#### THE EXERCISE
Show each line that has the string "style" in it.

#### INPUT MATERIAL
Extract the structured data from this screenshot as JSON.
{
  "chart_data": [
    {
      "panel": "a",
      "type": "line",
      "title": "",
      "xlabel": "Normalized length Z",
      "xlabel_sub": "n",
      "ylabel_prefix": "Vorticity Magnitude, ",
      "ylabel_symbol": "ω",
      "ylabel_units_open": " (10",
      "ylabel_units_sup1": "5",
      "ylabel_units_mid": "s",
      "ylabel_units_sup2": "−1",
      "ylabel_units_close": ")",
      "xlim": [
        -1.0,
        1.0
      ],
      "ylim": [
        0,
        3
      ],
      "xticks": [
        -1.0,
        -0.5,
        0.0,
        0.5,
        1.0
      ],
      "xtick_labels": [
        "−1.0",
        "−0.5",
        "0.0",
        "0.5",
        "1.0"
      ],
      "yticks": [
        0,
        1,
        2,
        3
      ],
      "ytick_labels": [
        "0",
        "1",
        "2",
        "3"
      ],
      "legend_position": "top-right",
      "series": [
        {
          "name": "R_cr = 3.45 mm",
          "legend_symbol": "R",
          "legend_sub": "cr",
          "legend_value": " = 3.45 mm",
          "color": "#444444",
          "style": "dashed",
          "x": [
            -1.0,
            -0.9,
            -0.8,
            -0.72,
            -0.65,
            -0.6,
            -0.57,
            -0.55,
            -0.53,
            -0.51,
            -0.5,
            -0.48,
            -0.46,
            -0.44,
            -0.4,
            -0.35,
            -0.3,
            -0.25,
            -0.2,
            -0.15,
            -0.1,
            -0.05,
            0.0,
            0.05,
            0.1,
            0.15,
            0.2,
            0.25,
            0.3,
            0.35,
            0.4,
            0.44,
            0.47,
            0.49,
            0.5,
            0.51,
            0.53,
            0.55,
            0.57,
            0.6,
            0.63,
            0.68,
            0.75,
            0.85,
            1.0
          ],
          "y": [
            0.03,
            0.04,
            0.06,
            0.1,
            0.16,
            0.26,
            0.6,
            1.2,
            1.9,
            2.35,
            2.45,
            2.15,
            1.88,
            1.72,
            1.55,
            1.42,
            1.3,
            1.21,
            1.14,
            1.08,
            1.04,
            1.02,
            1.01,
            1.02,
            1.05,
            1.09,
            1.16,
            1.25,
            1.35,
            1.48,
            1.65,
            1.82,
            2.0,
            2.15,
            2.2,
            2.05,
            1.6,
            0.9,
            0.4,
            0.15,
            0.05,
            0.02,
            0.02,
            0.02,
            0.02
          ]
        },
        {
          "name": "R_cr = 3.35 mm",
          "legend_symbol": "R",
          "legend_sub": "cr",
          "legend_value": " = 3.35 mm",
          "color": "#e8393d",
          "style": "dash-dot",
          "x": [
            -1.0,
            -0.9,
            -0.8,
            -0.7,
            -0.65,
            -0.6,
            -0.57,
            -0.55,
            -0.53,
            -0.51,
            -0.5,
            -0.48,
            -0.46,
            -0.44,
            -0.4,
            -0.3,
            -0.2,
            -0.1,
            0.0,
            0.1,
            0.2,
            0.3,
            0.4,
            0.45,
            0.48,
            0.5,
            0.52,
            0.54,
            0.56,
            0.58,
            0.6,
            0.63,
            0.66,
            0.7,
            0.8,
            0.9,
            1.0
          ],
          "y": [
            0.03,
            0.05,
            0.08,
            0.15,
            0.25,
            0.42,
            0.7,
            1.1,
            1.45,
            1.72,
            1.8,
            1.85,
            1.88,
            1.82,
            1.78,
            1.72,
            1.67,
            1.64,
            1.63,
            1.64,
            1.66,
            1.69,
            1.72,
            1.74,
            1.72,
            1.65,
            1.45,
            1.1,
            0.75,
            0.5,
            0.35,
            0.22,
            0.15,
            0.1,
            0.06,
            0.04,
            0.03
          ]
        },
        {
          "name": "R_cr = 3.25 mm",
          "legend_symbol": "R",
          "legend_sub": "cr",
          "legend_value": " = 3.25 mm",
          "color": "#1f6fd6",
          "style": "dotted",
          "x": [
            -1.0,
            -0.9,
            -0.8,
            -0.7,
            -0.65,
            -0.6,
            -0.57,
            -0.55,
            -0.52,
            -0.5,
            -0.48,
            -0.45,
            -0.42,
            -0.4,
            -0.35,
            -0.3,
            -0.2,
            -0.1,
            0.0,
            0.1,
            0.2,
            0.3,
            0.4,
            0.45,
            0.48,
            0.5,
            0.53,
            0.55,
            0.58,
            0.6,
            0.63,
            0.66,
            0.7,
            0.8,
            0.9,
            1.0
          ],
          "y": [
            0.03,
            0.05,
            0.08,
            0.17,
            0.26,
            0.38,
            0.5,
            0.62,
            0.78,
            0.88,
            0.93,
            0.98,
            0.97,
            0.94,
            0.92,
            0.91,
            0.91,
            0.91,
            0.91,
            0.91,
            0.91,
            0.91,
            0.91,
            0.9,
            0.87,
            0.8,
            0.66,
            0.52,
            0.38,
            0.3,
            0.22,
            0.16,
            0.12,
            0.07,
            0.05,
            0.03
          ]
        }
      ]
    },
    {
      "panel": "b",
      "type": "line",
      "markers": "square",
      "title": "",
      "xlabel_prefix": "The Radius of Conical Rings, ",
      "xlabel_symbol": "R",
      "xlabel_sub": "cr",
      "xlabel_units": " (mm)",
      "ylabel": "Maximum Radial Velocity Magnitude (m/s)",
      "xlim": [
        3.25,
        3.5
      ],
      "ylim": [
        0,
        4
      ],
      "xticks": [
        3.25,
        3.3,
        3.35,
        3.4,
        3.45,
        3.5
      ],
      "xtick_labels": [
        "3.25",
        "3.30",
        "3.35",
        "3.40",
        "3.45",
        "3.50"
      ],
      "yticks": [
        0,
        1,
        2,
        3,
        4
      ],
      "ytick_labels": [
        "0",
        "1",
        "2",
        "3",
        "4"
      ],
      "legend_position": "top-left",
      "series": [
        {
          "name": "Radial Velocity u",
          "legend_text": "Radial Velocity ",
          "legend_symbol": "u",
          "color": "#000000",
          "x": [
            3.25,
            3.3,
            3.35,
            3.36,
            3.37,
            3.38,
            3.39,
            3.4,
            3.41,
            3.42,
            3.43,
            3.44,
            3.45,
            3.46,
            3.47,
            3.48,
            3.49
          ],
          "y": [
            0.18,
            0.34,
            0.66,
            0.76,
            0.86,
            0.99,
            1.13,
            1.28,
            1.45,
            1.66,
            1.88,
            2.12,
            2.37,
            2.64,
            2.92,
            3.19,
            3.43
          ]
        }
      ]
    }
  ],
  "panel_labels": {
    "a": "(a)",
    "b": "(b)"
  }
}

#### FINAL RESULT
          "style": "dashed",
          "style": "dash-dot",
          "style": "dotted",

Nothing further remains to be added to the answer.